##### DATASET RECORDS

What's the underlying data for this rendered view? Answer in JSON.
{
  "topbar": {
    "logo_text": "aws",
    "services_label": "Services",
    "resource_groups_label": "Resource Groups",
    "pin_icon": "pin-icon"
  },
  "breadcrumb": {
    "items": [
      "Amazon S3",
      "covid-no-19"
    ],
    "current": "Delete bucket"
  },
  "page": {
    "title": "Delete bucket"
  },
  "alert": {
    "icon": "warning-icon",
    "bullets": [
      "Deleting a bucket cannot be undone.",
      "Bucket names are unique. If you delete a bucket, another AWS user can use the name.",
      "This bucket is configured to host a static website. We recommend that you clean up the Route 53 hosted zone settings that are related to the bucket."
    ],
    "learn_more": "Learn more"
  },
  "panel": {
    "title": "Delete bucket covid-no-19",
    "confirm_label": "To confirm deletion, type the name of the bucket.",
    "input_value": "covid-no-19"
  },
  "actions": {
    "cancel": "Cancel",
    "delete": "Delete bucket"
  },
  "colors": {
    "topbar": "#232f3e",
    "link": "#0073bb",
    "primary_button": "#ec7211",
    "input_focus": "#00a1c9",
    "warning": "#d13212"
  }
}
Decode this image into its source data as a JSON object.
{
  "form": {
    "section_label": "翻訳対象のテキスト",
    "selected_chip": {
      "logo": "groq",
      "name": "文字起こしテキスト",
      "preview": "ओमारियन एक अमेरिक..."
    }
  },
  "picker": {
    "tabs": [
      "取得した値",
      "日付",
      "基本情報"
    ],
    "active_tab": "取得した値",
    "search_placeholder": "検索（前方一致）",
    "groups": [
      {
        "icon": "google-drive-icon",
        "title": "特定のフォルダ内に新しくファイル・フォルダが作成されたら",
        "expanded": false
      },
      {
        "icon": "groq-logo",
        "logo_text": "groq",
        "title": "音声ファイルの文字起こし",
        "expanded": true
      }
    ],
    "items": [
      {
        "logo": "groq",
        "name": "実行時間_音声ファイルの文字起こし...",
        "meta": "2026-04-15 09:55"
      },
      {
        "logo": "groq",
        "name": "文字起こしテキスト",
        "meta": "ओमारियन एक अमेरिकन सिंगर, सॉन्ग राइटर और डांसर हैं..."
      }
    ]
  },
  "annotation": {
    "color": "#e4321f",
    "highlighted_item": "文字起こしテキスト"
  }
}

##########

**EXERCISE DIRECTIONS**
Reproduce only the lines from the line containing "Decode this image" to the last line of the material above, both of those lines included.

**SOLVED EXERCISE**
Decode this image into its source data as a JSON object.
{
  "form": {
    "section_label": "翻訳対象のテキスト",
    "selected_chip": {
      "logo": "groq",
      "name": "文字起こしテキスト",
      "preview": "ओमारियन एक अमेरिक..."
    }
  },
  "picker": {
    "tabs": [
      "取得した値",
      "日付",
      "基本情報"
    ],
    "active_tab": "取得した値",
    "search_placeholder": "検索（前方一致）",
    "groups": [
      {
        "icon": "google-drive-icon",
        "title": "特定のフォルダ内に新しくファイル・フォルダが作成されたら",
        "expanded": false
      },
      {
        "icon": "groq-logo",
        "logo_text": "groq",
        "title": "音声ファイルの文字起こし",
        "expanded": true
      }
    ],
    "items": [
      {
        "logo": "groq",
        "name": "実行時間_音声ファイルの文字起こし...",
        "meta": "2026-04-15 09:55"
      },
      {
        "logo": "groq",
        "name": "文字起こしテキスト",
        "meta": "ओमारियन एक अमेरिकन सिंगर, सॉन्ग राइटर और डांसर हैं..."
      }
    ]
  },
  "annotation": {
    "color": "#e4321f",
    "highlighted_item": "文字起こしテキスト"
  }
}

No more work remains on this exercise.